**Given instruction**
Gather up the lines with the word "style" in them.

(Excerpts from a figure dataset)

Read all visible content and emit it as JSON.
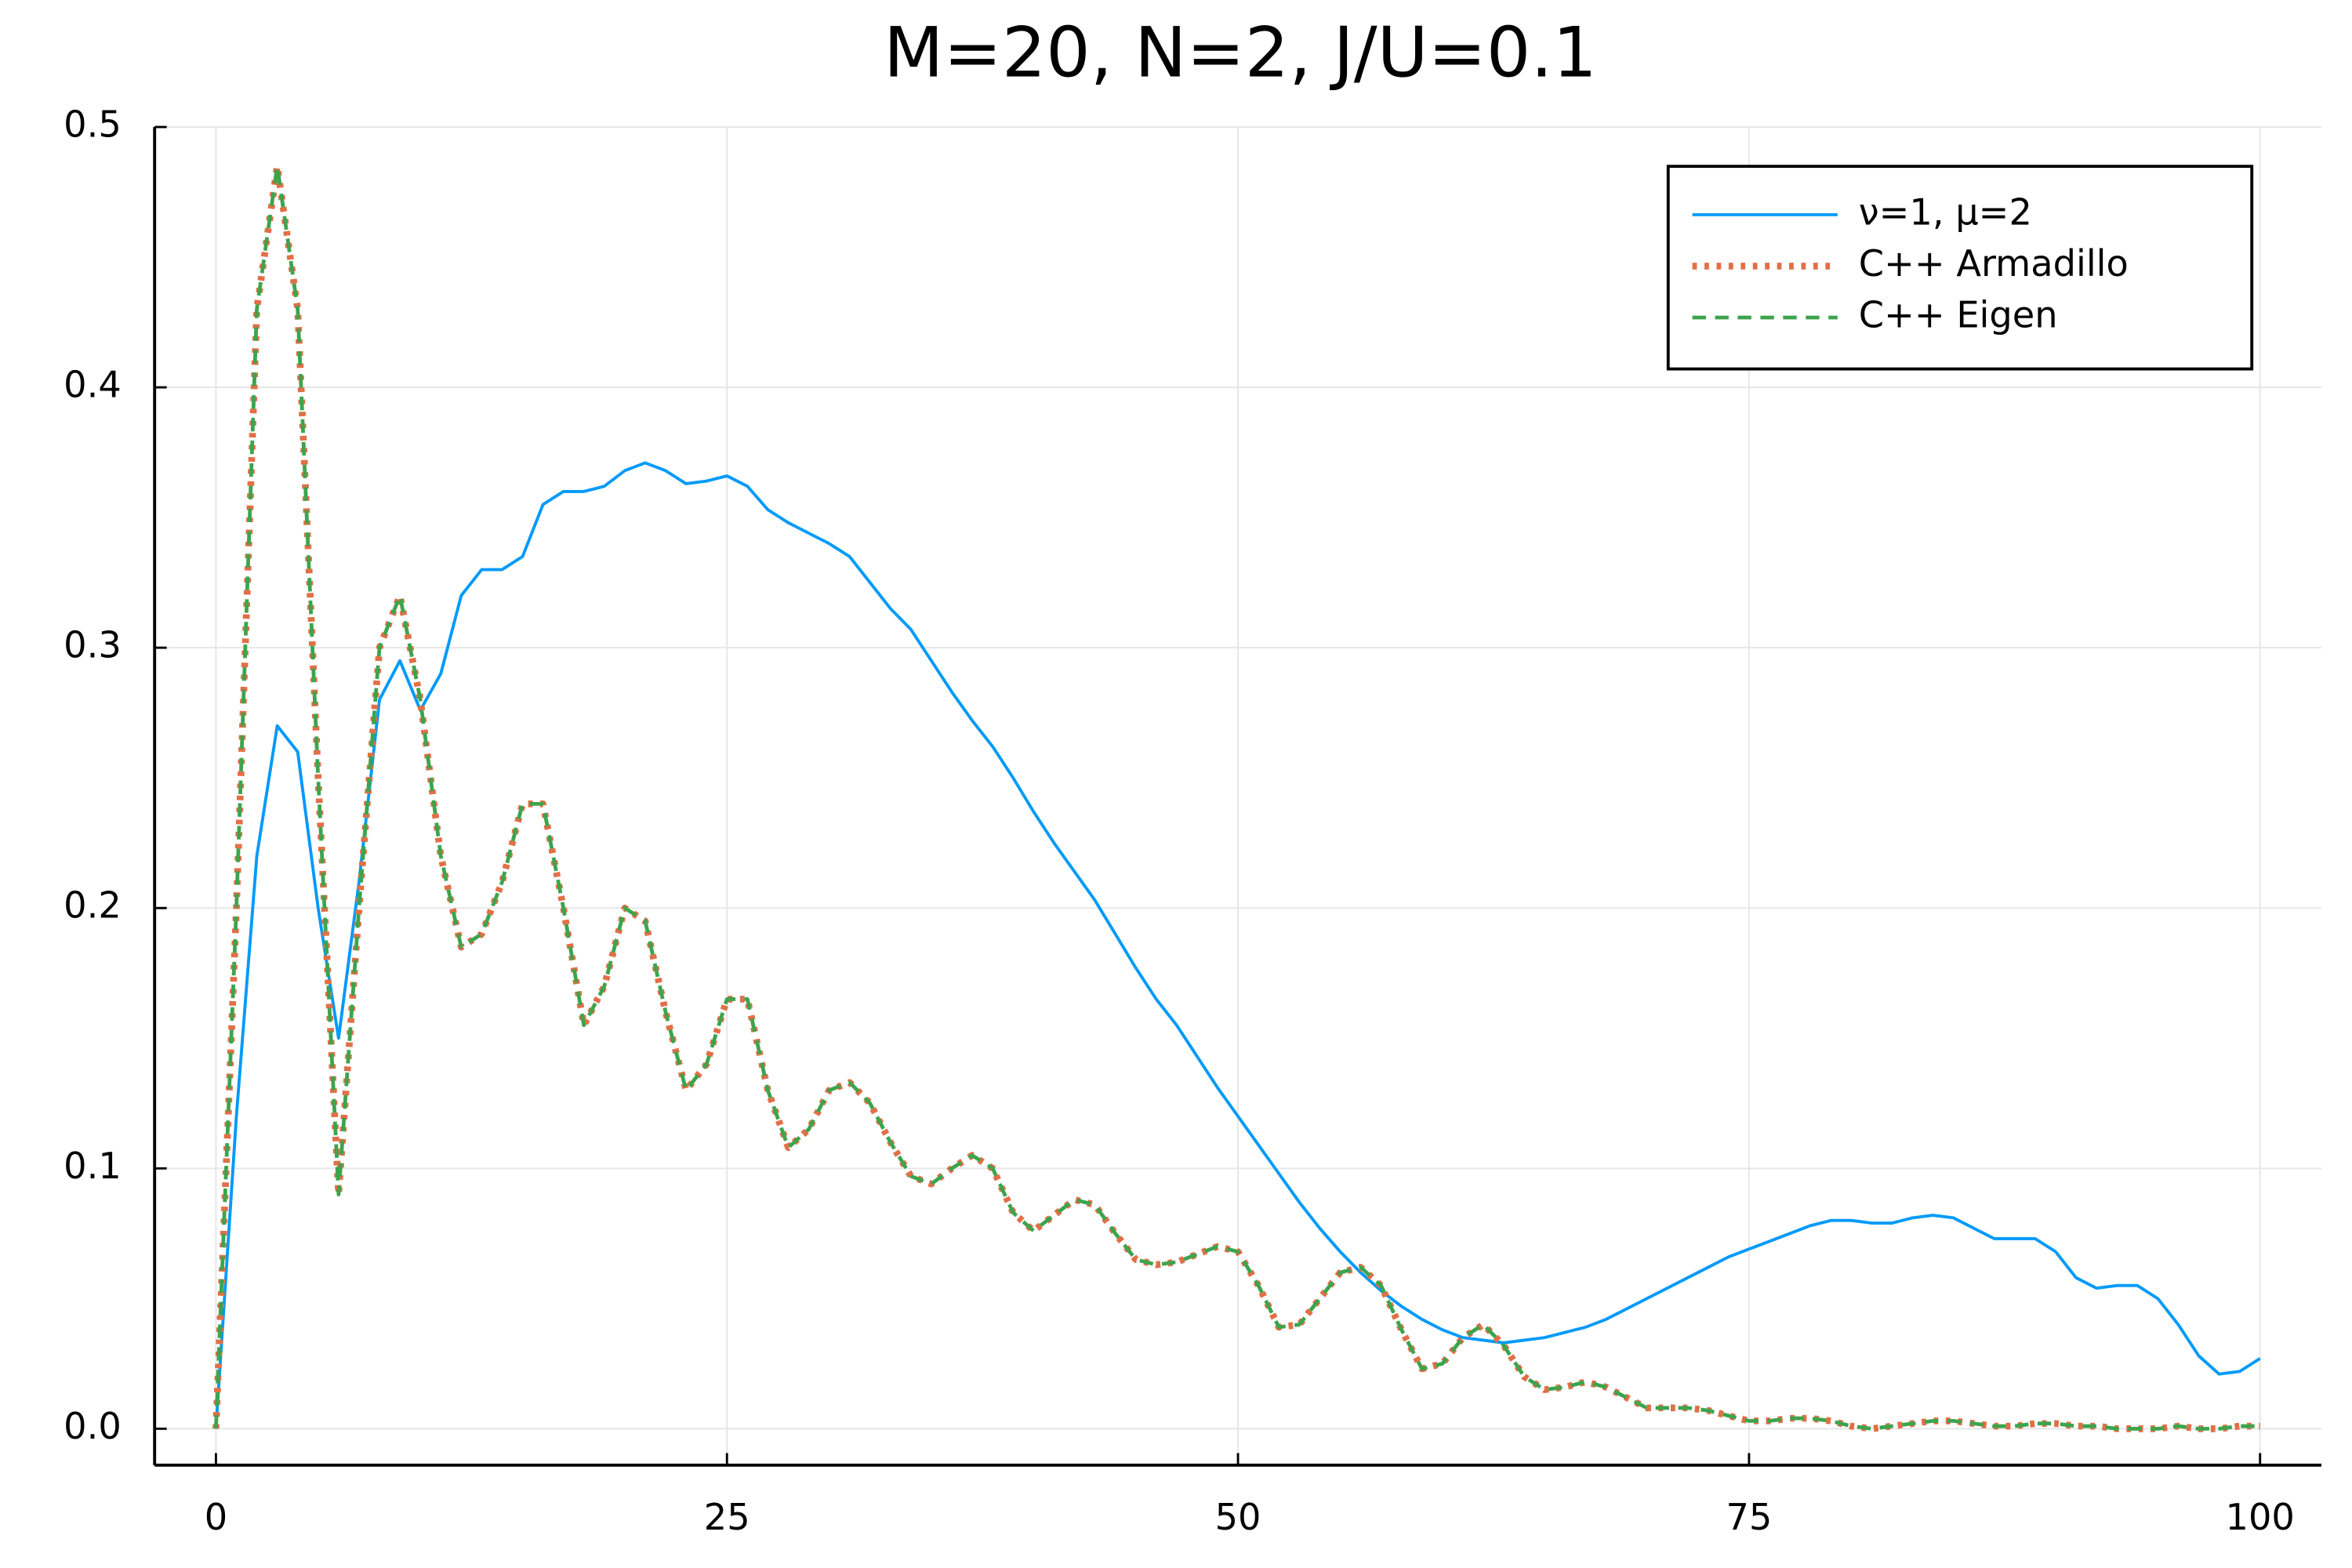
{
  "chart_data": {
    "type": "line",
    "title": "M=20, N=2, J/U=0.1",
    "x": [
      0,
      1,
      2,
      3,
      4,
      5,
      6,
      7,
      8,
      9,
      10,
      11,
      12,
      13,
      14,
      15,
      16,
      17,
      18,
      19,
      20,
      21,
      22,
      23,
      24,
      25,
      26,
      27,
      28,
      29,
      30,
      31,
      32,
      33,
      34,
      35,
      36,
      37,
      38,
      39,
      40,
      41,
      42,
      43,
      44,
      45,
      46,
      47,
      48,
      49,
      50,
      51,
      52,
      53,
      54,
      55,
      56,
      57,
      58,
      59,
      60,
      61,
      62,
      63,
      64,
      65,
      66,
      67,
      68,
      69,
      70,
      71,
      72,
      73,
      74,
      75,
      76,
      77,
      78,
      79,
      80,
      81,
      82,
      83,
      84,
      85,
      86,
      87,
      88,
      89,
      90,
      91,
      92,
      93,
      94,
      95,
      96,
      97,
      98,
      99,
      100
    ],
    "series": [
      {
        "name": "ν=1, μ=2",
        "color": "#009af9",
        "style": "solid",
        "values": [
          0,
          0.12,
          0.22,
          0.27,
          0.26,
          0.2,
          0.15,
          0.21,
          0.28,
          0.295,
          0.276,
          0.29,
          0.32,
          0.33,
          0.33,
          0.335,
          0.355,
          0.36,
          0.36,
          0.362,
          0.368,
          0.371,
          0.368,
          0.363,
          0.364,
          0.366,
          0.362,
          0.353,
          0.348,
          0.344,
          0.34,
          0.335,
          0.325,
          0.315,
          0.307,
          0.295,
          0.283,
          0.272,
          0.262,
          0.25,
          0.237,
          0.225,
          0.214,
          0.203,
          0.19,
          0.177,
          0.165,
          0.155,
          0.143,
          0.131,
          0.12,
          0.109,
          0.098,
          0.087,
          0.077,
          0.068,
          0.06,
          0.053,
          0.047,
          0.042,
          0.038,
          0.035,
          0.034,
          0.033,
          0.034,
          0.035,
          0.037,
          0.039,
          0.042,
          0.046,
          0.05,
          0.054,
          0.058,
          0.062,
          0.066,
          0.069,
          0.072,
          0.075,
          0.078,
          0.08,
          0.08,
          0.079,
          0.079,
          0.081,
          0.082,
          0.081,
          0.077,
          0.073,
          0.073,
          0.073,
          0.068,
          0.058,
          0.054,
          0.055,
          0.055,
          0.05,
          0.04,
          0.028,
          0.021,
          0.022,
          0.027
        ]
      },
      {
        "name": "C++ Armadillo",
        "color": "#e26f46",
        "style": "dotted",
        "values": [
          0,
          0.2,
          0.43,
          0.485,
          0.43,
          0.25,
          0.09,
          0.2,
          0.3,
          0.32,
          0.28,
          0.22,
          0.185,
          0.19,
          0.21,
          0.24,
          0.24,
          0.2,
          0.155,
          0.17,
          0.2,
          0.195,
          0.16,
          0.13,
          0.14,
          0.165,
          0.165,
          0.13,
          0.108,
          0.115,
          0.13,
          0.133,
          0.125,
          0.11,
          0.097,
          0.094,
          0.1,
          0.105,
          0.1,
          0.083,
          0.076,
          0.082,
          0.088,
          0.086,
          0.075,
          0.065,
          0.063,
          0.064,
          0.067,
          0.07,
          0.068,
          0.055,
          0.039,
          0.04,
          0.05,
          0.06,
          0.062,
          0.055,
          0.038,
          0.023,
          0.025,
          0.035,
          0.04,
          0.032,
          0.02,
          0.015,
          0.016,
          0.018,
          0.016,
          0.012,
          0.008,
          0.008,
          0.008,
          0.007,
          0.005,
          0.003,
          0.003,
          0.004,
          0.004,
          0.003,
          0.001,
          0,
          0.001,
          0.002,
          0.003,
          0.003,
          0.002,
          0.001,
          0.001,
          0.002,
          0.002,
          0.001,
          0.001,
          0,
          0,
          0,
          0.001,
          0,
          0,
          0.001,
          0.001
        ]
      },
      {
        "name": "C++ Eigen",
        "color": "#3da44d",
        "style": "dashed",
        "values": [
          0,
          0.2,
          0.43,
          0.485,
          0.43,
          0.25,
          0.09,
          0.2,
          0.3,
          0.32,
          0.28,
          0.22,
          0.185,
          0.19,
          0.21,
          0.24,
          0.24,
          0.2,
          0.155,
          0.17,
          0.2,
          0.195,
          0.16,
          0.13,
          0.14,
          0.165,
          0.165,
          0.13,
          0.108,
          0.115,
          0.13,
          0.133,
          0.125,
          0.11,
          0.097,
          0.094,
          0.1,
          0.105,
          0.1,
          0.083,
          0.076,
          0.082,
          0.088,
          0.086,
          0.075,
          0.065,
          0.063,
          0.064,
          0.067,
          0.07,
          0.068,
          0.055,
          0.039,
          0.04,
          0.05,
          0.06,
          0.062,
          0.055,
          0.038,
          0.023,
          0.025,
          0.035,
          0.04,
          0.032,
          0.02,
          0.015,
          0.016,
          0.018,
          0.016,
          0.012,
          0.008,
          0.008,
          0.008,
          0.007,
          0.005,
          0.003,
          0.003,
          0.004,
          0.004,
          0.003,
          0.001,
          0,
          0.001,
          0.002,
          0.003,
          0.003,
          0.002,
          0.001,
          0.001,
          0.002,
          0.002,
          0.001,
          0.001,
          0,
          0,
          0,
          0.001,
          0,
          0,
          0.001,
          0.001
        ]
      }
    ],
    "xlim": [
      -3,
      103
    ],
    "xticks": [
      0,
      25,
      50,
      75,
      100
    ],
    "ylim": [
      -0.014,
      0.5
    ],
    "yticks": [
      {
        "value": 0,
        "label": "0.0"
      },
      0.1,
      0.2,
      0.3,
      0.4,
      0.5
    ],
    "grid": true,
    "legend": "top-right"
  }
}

**Solution to this exercise**
        "style": "solid",
        "style": "dotted",
        "style": "dashed",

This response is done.